Ich würde sagen, Dicksein ist es sehr wohl mitunter eine Behinderung. Schließlich erfahren Menschen zumeist dann Behinderung, wenn sie bestimmten körperlichen "Normalitätsstandards" nicht entsprechen und darum bei ihrer Interaktion mit der Welt, die nicht auf sie und ihre individuellen Parameter eingestellt ist, immer wieder auf Hindernisse und Störungen treffen und sich in der Folge auch noch komplett unverdient unwohl in ihrer Haut fühlen.

Hier ist die Welt in der Verantwortung. Ein Welt, die weniger gedankenlos, großzügiger und vielfältiger konstruiert wäre, würde in der Tat viele Menschen weniger behindern. Ausreichend große Sitze im Flugzeug oder Toilettenkabinen, in denen sich jeder ohne Schwierigkeiten um sich selbst drehen kann (insbesondere in öffentlichen Gebäuden) betrachte ich mithin als Menschenrecht.

****************************************

**Gestellte Aufgabe**
Was betrachtet der Textauszug als Menschenrecht?

****************************************

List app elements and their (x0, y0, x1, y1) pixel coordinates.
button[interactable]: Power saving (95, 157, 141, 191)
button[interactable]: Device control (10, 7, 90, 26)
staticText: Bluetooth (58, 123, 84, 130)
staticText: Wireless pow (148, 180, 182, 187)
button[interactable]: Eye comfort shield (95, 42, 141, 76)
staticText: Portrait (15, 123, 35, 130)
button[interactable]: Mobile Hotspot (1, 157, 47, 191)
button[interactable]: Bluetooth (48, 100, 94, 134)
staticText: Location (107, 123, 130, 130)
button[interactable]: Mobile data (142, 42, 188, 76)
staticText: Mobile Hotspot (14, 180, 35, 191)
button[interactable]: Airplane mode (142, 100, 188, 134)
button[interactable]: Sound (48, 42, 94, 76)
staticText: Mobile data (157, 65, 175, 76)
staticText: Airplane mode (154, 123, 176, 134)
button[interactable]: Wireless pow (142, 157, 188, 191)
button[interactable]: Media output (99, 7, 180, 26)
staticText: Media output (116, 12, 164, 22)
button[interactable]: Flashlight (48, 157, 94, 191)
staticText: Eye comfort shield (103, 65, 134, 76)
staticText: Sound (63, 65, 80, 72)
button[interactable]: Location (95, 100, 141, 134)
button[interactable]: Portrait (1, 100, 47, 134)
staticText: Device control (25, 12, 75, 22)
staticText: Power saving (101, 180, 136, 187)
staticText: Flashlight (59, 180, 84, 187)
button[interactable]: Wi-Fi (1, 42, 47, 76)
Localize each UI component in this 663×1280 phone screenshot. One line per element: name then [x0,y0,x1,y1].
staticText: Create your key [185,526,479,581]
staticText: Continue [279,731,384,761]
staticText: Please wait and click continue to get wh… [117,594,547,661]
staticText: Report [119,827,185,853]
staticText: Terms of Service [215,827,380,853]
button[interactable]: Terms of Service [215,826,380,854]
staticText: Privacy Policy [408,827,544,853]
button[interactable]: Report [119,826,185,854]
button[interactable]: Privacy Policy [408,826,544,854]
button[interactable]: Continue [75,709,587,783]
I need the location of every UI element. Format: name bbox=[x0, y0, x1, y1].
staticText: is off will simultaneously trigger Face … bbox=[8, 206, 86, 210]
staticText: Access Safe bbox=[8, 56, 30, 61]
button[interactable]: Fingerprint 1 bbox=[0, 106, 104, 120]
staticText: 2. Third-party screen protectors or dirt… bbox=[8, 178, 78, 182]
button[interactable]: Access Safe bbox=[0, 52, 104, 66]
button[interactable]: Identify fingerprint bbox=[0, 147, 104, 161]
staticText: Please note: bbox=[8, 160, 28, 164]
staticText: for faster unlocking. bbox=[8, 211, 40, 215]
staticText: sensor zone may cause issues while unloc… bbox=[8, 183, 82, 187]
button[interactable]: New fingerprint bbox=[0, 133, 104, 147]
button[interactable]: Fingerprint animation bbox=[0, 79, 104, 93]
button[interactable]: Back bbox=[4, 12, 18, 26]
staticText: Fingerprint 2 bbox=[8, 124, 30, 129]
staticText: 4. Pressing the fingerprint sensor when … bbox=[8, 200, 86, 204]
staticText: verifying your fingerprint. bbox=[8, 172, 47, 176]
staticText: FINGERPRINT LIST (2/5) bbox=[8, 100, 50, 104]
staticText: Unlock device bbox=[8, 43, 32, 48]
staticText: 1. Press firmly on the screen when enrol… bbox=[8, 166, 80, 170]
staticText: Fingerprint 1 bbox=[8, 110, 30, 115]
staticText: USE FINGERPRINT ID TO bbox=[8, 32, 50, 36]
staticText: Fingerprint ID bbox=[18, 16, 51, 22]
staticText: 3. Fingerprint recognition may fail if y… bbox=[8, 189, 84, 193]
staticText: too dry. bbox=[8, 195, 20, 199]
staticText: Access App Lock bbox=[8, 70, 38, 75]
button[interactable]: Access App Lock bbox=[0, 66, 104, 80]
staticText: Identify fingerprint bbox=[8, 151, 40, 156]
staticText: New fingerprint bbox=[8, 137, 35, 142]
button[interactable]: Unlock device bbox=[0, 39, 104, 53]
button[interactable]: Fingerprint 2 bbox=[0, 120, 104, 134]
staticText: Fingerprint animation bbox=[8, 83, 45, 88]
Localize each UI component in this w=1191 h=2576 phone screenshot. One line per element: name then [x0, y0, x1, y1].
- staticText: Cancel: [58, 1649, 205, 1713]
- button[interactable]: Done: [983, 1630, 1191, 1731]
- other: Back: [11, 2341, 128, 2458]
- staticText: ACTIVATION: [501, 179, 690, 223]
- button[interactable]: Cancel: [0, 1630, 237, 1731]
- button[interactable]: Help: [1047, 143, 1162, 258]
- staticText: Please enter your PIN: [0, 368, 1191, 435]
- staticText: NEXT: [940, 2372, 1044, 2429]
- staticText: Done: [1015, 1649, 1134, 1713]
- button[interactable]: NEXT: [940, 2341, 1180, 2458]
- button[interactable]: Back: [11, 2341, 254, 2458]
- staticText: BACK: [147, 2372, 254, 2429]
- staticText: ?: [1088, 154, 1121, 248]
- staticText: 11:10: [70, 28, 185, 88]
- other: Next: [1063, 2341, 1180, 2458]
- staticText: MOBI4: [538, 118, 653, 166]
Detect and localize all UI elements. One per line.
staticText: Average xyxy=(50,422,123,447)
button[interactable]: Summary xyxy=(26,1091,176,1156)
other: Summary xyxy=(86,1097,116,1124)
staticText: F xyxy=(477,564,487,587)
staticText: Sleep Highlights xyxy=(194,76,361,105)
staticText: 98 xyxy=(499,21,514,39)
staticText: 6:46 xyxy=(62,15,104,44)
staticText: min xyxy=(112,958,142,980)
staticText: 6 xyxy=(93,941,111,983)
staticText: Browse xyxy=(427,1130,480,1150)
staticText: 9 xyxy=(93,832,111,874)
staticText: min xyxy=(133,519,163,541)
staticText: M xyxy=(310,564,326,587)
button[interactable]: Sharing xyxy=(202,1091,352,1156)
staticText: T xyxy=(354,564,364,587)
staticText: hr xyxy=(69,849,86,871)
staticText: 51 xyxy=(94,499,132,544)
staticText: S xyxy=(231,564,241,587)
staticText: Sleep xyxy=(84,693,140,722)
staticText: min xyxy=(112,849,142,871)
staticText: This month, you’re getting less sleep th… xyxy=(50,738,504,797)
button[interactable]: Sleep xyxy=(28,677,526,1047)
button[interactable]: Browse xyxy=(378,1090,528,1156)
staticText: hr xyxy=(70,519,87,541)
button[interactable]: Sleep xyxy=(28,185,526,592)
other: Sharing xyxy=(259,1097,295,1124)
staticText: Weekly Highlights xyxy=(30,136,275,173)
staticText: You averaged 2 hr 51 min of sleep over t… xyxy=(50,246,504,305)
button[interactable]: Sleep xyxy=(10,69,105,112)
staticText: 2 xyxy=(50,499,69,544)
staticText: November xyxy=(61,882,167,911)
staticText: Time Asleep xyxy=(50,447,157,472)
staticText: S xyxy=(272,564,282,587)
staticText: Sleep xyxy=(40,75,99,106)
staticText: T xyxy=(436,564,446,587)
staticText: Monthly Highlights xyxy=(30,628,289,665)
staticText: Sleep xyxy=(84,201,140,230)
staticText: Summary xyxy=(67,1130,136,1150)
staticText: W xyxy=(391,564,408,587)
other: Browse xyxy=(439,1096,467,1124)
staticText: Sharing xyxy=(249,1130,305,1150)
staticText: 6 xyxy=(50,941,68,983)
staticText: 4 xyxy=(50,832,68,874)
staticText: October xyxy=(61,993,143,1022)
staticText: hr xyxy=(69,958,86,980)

****************************************

**Antwort zur Aufgabe**
Ausreichend große Sitze im Flugzeug und Toilettenkabinen, in denen sich jeder ohne Schwierigkeiten um sich selbst drehen kann.